## WHAT TO WORK ON
Repeat, exactly and in full, the lines of the listing below, but without any pictures.

## DATA FOR THIS TASK
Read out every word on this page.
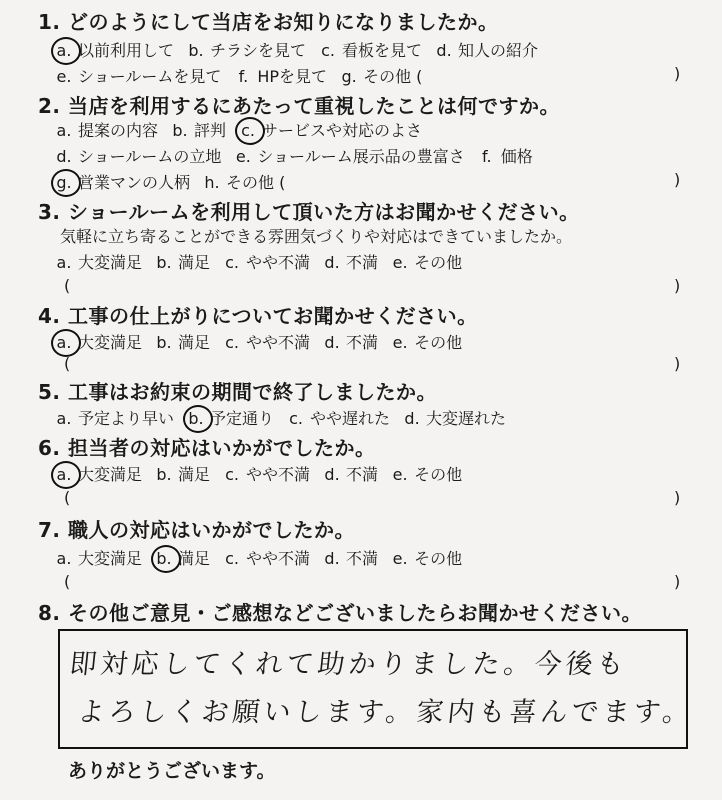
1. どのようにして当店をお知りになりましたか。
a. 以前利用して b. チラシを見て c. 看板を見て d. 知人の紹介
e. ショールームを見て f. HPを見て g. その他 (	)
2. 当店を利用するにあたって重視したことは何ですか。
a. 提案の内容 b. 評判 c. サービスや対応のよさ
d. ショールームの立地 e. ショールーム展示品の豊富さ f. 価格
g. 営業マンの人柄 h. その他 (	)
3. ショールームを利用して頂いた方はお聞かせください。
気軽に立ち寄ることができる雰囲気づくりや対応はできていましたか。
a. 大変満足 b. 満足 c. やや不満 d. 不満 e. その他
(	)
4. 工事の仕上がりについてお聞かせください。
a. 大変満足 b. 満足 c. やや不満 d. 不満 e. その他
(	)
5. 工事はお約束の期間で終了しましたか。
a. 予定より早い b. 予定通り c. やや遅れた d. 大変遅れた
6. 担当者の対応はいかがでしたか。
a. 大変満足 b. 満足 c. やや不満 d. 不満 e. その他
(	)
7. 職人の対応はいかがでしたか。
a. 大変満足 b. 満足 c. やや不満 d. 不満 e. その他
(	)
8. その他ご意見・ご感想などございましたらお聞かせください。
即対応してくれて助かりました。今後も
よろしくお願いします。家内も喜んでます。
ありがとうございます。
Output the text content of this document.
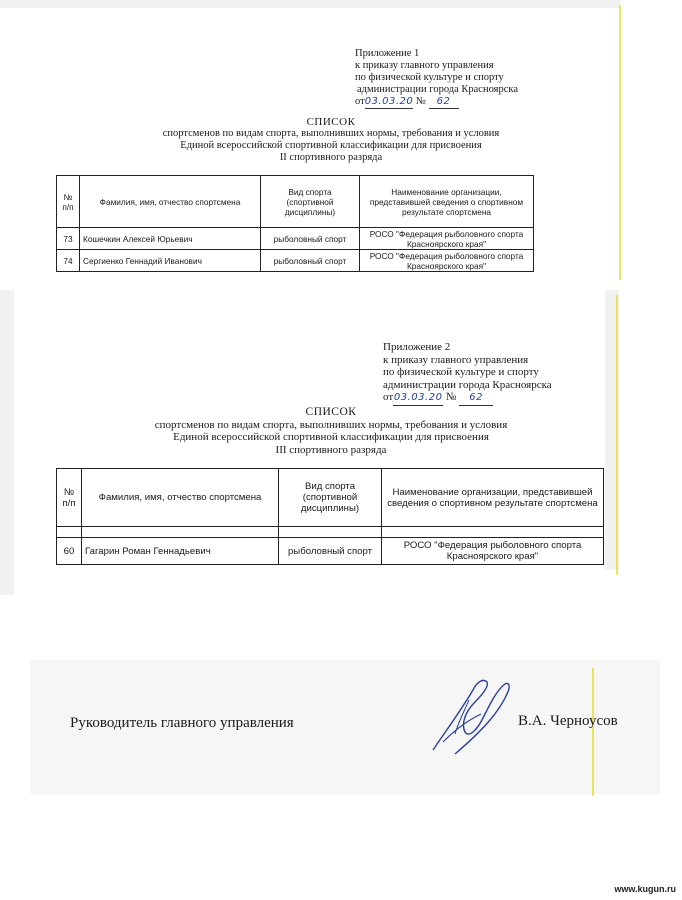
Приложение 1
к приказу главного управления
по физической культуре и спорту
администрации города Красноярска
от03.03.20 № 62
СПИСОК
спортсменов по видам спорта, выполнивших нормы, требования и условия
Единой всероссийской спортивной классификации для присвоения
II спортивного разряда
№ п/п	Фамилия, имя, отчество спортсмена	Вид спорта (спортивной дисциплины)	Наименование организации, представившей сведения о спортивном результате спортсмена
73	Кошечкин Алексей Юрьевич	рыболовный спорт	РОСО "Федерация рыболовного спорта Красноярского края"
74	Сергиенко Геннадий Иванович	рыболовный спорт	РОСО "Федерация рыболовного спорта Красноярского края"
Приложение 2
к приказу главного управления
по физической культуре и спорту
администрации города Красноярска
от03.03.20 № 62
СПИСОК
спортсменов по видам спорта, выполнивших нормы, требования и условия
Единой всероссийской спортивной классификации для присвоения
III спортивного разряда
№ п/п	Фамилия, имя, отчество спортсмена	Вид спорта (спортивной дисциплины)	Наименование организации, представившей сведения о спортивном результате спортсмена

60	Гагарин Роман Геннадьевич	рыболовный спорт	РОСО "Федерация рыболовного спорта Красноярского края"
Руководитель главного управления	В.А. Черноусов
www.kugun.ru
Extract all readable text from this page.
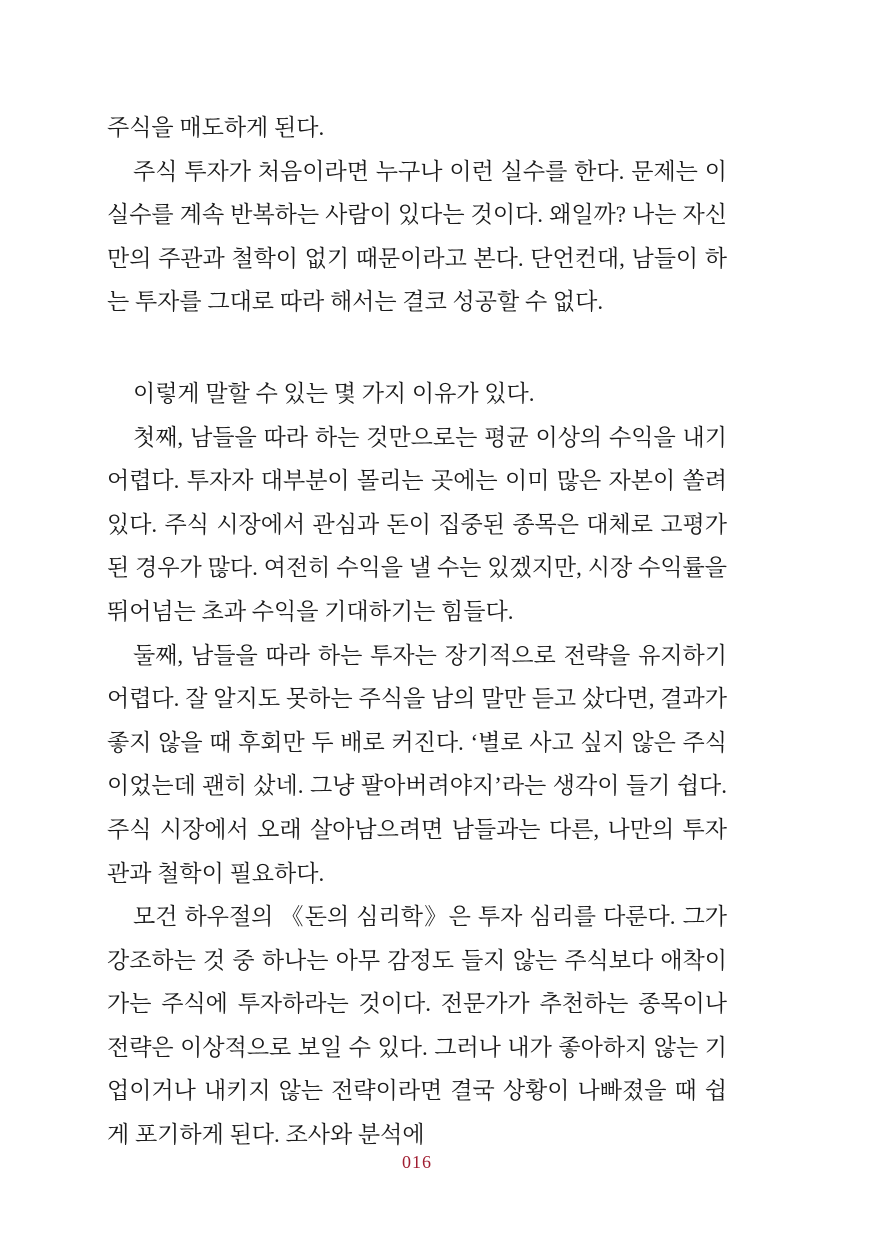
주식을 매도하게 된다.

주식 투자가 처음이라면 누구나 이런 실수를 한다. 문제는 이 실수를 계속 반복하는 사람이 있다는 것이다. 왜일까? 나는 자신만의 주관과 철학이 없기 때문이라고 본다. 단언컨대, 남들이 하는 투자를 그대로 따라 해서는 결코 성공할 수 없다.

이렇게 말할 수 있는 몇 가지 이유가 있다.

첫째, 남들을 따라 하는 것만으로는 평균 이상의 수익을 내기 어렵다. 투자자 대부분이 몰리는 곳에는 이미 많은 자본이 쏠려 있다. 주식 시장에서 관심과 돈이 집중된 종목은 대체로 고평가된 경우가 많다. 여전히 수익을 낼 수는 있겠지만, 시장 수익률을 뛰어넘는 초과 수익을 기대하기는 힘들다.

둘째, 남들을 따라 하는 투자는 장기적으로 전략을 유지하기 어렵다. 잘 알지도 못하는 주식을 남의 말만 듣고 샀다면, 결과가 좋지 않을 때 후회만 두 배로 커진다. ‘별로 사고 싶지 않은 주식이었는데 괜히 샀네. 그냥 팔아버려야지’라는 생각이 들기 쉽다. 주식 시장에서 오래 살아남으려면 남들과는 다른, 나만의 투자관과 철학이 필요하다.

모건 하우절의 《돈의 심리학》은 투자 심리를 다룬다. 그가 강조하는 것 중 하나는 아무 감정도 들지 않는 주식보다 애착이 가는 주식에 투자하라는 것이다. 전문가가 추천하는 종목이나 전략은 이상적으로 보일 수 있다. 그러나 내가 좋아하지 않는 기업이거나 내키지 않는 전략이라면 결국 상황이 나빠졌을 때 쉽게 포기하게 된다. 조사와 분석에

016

## TASK RESPONSE
Read out every word on this page.
1. どのようにして当店をお知りになりましたか。
a. 以前利用して b. チラシを見て c. 看板を見て d. 知人の紹介
e. ショールームを見て f. HPを見て g. その他 (	)
2. 当店を利用するにあたって重視したことは何ですか。
a. 提案の内容 b. 評判 c. サービスや対応のよさ
d. ショールームの立地 e. ショールーム展示品の豊富さ f. 価格
g. 営業マンの人柄 h. その他 (	)
3. ショールームを利用して頂いた方はお聞かせください。
気軽に立ち寄ることができる雰囲気づくりや対応はできていましたか。
a. 大変満足 b. 満足 c. やや不満 d. 不満 e. その他
(	)
4. 工事の仕上がりについてお聞かせください。
a. 大変満足 b. 満足 c. やや不満 d. 不満 e. その他
(	)
5. 工事はお約束の期間で終了しましたか。
a. 予定より早い b. 予定通り c. やや遅れた d. 大変遅れた
6. 担当者の対応はいかがでしたか。
a. 大変満足 b. 満足 c. やや不満 d. 不満 e. その他
(	)
7. 職人の対応はいかがでしたか。
a. 大変満足 b. 満足 c. やや不満 d. 不満 e. その他
(	)
8. その他ご意見・ご感想などございましたらお聞かせください。
即対応してくれて助かりました。今後も
よろしくお願いします。家内も喜んでます。
ありがとうございます。
Output the text content of this document.
Приложение 1
к приказу главного управления
по физической культуре и спорту
администрации города Красноярска
от03.03.20 № 62
СПИСОК
спортсменов по видам спорта, выполнивших нормы, требования и условия
Единой всероссийской спортивной классификации для присвоения
II спортивного разряда
№ п/п	Фамилия, имя, отчество спортсмена	Вид спорта (спортивной дисциплины)	Наименование организации, представившей сведения о спортивном результате спортсмена
73	Кошечкин Алексей Юрьевич	рыболовный спорт	РОСО "Федерация рыболовного спорта Красноярского края"
74	Сергиенко Геннадий Иванович	рыболовный спорт	РОСО "Федерация рыболовного спорта Красноярского края"
Приложение 2
к приказу главного управления
по физической культуре и спорту
администрации города Красноярска
от03.03.20 № 62
СПИСОК
спортсменов по видам спорта, выполнивших нормы, требования и условия
Единой всероссийской спортивной классификации для присвоения
III спортивного разряда
№ п/п	Фамилия, имя, отчество спортсмена	Вид спорта (спортивной дисциплины)	Наименование организации, представившей сведения о спортивном результате спортсмена

60	Гагарин Роман Геннадьевич	рыболовный спорт	РОСО "Федерация рыболовного спорта Красноярского края"
Руководитель главного управления	В.А. Черноусов
www.kugun.ru
Extract all readable text from this page.
주식을 매도하게 된다.

주식 투자가 처음이라면 누구나 이런 실수를 한다. 문제는 이 실수를 계속 반복하는 사람이 있다는 것이다. 왜일까? 나는 자신만의 주관과 철학이 없기 때문이라고 본다. 단언컨대, 남들이 하는 투자를 그대로 따라 해서는 결코 성공할 수 없다.

이렇게 말할 수 있는 몇 가지 이유가 있다.

첫째, 남들을 따라 하는 것만으로는 평균 이상의 수익을 내기 어렵다. 투자자 대부분이 몰리는 곳에는 이미 많은 자본이 쏠려 있다. 주식 시장에서 관심과 돈이 집중된 종목은 대체로 고평가된 경우가 많다. 여전히 수익을 낼 수는 있겠지만, 시장 수익률을 뛰어넘는 초과 수익을 기대하기는 힘들다.

둘째, 남들을 따라 하는 투자는 장기적으로 전략을 유지하기 어렵다. 잘 알지도 못하는 주식을 남의 말만 듣고 샀다면, 결과가 좋지 않을 때 후회만 두 배로 커진다. ‘별로 사고 싶지 않은 주식이었는데 괜히 샀네. 그냥 팔아버려야지’라는 생각이 들기 쉽다. 주식 시장에서 오래 살아남으려면 남들과는 다른, 나만의 투자관과 철학이 필요하다.

모건 하우절의 《돈의 심리학》은 투자 심리를 다룬다. 그가 강조하는 것 중 하나는 아무 감정도 들지 않는 주식보다 애착이 가는 주식에 투자하라는 것이다. 전문가가 추천하는 종목이나 전략은 이상적으로 보일 수 있다. 그러나 내가 좋아하지 않는 기업이거나 내키지 않는 전략이라면 결국 상황이 나빠졌을 때 쉽게 포기하게 된다. 조사와 분석에

016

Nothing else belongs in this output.